Ziel der Aufgabe:
Gib alle folgenden Einträge Zeile für Zeile unverändert wieder. Lass dabei die Bilder weg.

Rohdaten:
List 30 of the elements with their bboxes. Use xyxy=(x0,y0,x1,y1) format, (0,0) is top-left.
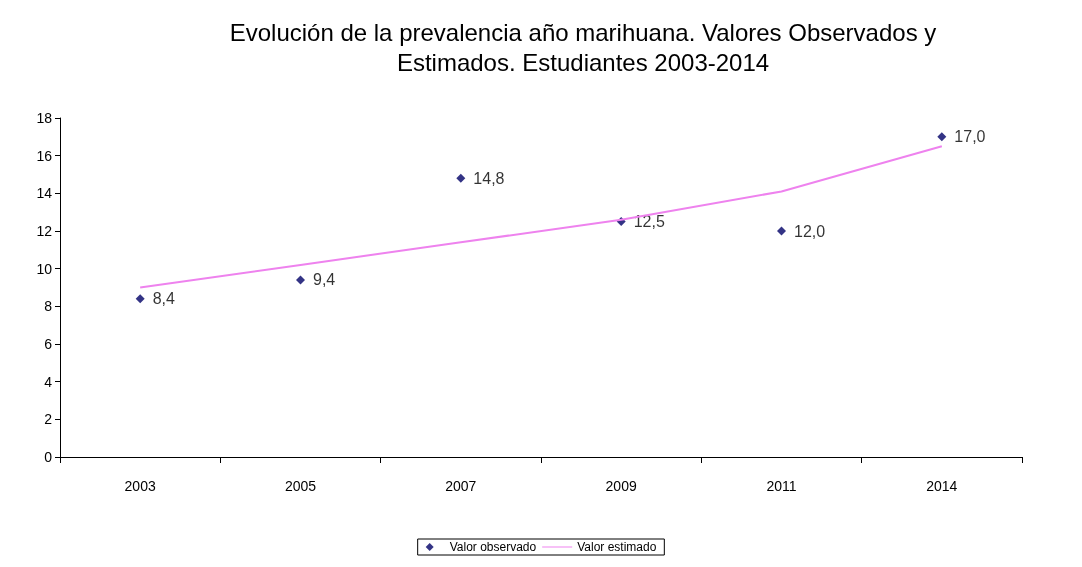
point xyxy=(777,226,786,236)
y-tick-label: 12 xyxy=(36,223,53,239)
y-tick-label: 16 xyxy=(36,147,53,164)
x-tick-label: 2011 xyxy=(766,478,797,494)
chart-title: Evolución de la prevalencia año marihuana. Valores Observados y Estimados. Estudiantes 2003-2014 xyxy=(229,18,937,76)
data-label: 12,0 xyxy=(794,222,826,240)
data-label: 8,4 xyxy=(152,290,176,308)
x-tick-label: 2014 xyxy=(926,478,958,494)
x-tick-label: 2007 xyxy=(445,478,477,494)
x-tick-label: 2005 xyxy=(284,478,317,494)
y-tick-label: 8 xyxy=(44,298,53,315)
y-tick-label: 18 xyxy=(36,110,53,126)
data-label: 9,4 xyxy=(313,271,336,289)
line-series xyxy=(139,145,943,289)
point xyxy=(135,294,145,304)
y-tick-label: 4 xyxy=(44,373,53,390)
point xyxy=(296,275,305,285)
data-label: 17,0 xyxy=(954,128,986,146)
data-label: 14,8 xyxy=(473,169,505,187)
y-tick-label: 10 xyxy=(36,260,53,277)
y-tick-label: 6 xyxy=(44,336,53,352)
legend-label: Valor estimado xyxy=(577,540,657,554)
legend-label: Valor observado xyxy=(449,540,537,554)
y-tick-label: 2 xyxy=(44,411,53,428)
x-tick-label: 2009 xyxy=(605,478,637,494)
point xyxy=(937,132,947,142)
x-tick-label: 2003 xyxy=(124,478,156,494)
y-tick-label: 0 xyxy=(44,449,53,465)
y-tick-label: 14 xyxy=(36,185,53,202)
point xyxy=(456,173,466,183)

Lösung der Aufgabe:
List 30 of the elements with their bboxes. Use xyxy=(x0,y0,x1,y1) format, (0,0) is top-left.
point xyxy=(777,226,786,236)
y-tick-label: 12 xyxy=(36,223,53,239)
y-tick-label: 16 xyxy=(36,147,53,164)
x-tick-label: 2011 xyxy=(766,478,797,494)
chart-title: Evolución de la prevalencia año marihuana. Valores Observados y Estimados. Estudiantes 2003-2014 xyxy=(229,18,937,76)
data-label: 12,0 xyxy=(794,222,826,240)
data-label: 8,4 xyxy=(152,290,176,308)
x-tick-label: 2014 xyxy=(926,478,958,494)
x-tick-label: 2007 xyxy=(445,478,477,494)
x-tick-label: 2005 xyxy=(284,478,317,494)
y-tick-label: 8 xyxy=(44,298,53,315)
y-tick-label: 18 xyxy=(36,110,53,126)
data-label: 9,4 xyxy=(313,271,336,289)
line-series xyxy=(139,145,943,289)
point xyxy=(135,294,145,304)
y-tick-label: 4 xyxy=(44,373,53,390)
point xyxy=(296,275,305,285)
data-label: 17,0 xyxy=(954,128,986,146)
data-label: 14,8 xyxy=(473,169,505,187)
y-tick-label: 10 xyxy=(36,260,53,277)
y-tick-label: 6 xyxy=(44,336,53,352)
legend-label: Valor estimado xyxy=(577,540,657,554)
legend-label: Valor observado xyxy=(449,540,537,554)
y-tick-label: 2 xyxy=(44,411,53,428)
x-tick-label: 2009 xyxy=(605,478,637,494)
point xyxy=(937,132,947,142)
x-tick-label: 2003 xyxy=(124,478,156,494)
y-tick-label: 0 xyxy=(44,449,53,465)
y-tick-label: 14 xyxy=(36,185,53,202)
point xyxy=(456,173,466,183)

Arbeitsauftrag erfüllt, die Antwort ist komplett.